[Exercise brief] Everything from the line containing "Serialize everything readable" through the last line of the data below is to be retyped exactly, apart from the pictures.

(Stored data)

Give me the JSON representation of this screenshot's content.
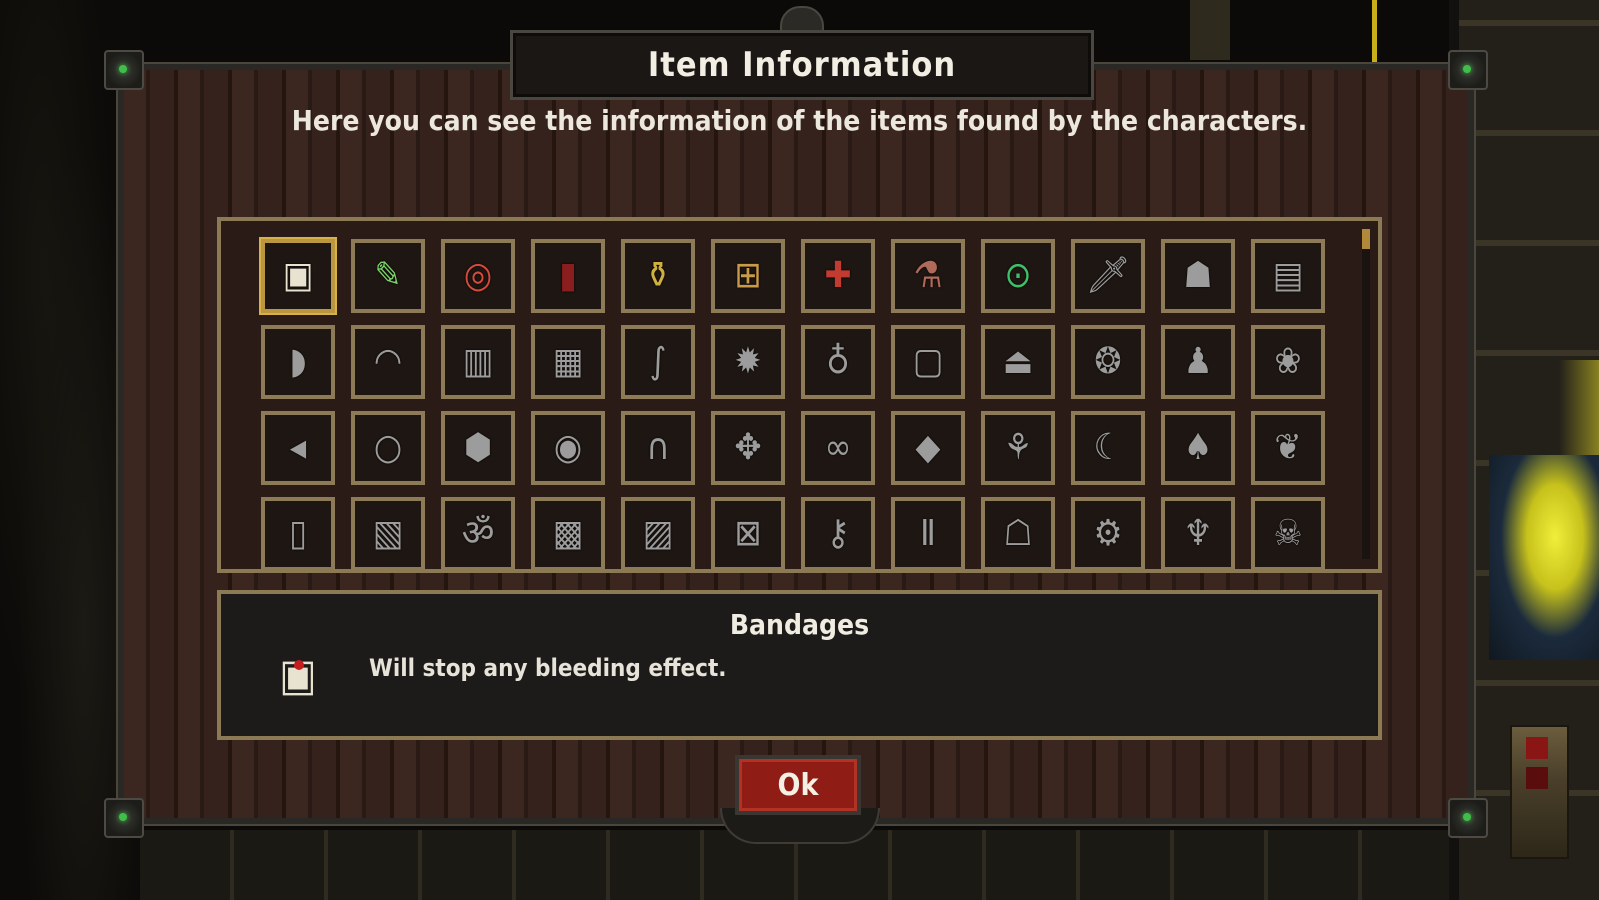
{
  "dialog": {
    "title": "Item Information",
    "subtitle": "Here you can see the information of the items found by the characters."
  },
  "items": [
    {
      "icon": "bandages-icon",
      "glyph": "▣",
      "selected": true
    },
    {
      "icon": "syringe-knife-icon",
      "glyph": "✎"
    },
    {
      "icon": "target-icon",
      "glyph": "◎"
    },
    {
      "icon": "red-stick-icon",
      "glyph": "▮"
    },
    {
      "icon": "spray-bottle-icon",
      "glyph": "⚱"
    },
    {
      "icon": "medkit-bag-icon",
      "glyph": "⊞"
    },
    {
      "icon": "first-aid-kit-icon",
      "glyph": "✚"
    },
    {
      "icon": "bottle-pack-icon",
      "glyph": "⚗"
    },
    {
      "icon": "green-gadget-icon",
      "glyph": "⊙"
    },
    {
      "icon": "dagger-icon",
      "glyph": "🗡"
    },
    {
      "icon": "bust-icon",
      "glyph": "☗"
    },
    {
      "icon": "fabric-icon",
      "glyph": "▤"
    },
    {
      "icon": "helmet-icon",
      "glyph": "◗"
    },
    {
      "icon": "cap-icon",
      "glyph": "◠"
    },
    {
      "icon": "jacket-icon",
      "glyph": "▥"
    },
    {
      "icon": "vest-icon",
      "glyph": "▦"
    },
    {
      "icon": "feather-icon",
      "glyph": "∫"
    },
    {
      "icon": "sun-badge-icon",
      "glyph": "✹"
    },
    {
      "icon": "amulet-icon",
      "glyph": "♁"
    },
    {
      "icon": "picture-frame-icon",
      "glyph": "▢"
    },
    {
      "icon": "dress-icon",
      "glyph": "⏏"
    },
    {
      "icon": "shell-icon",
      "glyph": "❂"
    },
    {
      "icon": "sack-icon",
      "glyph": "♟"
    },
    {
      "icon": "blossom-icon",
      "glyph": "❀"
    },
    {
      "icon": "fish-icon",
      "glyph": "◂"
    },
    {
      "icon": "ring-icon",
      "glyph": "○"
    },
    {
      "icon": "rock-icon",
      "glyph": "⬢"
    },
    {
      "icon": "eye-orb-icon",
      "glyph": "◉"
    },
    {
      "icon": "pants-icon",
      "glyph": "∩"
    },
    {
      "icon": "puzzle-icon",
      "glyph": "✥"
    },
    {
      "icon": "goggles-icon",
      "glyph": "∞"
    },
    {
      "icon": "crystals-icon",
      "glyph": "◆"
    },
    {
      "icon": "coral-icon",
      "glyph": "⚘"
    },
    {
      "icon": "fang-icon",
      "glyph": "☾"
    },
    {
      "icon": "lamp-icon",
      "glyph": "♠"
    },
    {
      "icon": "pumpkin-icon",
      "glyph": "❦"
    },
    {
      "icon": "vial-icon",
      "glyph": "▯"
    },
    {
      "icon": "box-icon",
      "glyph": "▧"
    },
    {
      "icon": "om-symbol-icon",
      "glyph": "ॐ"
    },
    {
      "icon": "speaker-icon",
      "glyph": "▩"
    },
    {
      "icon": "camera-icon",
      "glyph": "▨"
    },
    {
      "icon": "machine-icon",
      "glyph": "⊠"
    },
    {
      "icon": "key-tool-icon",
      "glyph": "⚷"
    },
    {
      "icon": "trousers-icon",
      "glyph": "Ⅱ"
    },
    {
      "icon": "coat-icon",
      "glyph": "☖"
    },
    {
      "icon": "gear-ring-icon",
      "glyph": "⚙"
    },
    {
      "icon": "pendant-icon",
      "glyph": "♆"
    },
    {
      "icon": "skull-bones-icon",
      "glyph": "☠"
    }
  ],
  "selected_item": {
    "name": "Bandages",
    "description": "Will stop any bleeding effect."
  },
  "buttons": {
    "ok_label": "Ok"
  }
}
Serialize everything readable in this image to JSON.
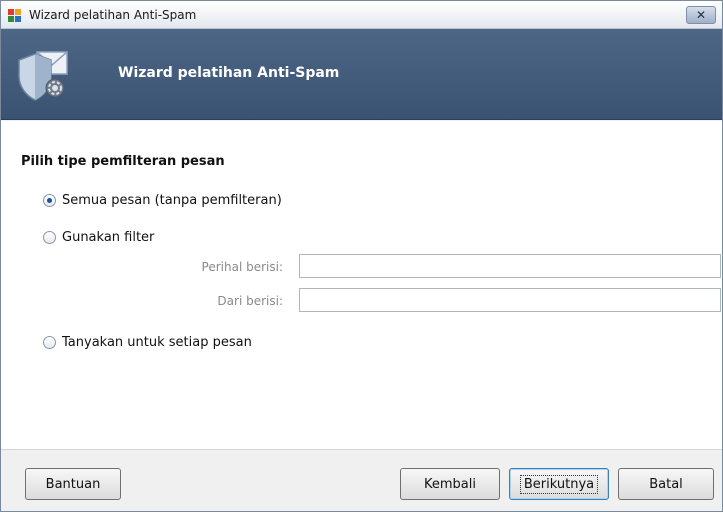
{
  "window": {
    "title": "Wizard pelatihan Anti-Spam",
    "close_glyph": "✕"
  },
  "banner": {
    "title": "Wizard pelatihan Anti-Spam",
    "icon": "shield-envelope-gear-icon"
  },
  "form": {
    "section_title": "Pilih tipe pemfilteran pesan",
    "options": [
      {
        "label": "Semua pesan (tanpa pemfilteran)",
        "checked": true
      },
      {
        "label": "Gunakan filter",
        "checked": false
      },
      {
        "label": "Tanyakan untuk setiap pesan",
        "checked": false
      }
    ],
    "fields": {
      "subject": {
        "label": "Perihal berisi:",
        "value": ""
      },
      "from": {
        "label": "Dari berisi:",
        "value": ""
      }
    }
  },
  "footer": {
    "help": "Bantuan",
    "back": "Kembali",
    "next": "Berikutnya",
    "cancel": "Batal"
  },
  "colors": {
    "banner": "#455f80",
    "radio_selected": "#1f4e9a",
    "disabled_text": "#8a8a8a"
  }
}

[Task result]
Serialize everything readable in this image to JSON.
{
  "window": {
    "title": "Wizard pelatihan Anti-Spam",
    "close_glyph": "✕"
  },
  "banner": {
    "title": "Wizard pelatihan Anti-Spam",
    "icon": "shield-envelope-gear-icon"
  },
  "form": {
    "section_title": "Pilih tipe pemfilteran pesan",
    "options": [
      {
        "label": "Semua pesan (tanpa pemfilteran)",
        "checked": true
      },
      {
        "label": "Gunakan filter",
        "checked": false
      },
      {
        "label": "Tanyakan untuk setiap pesan",
        "checked": false
      }
    ],
    "fields": {
      "subject": {
        "label": "Perihal berisi:",
        "value": ""
      },
      "from": {
        "label": "Dari berisi:",
        "value": ""
      }
    }
  },
  "footer": {
    "help": "Bantuan",
    "back": "Kembali",
    "next": "Berikutnya",
    "cancel": "Batal"
  },
  "colors": {
    "banner": "#455f80",
    "radio_selected": "#1f4e9a",
    "disabled_text": "#8a8a8a"
  }
}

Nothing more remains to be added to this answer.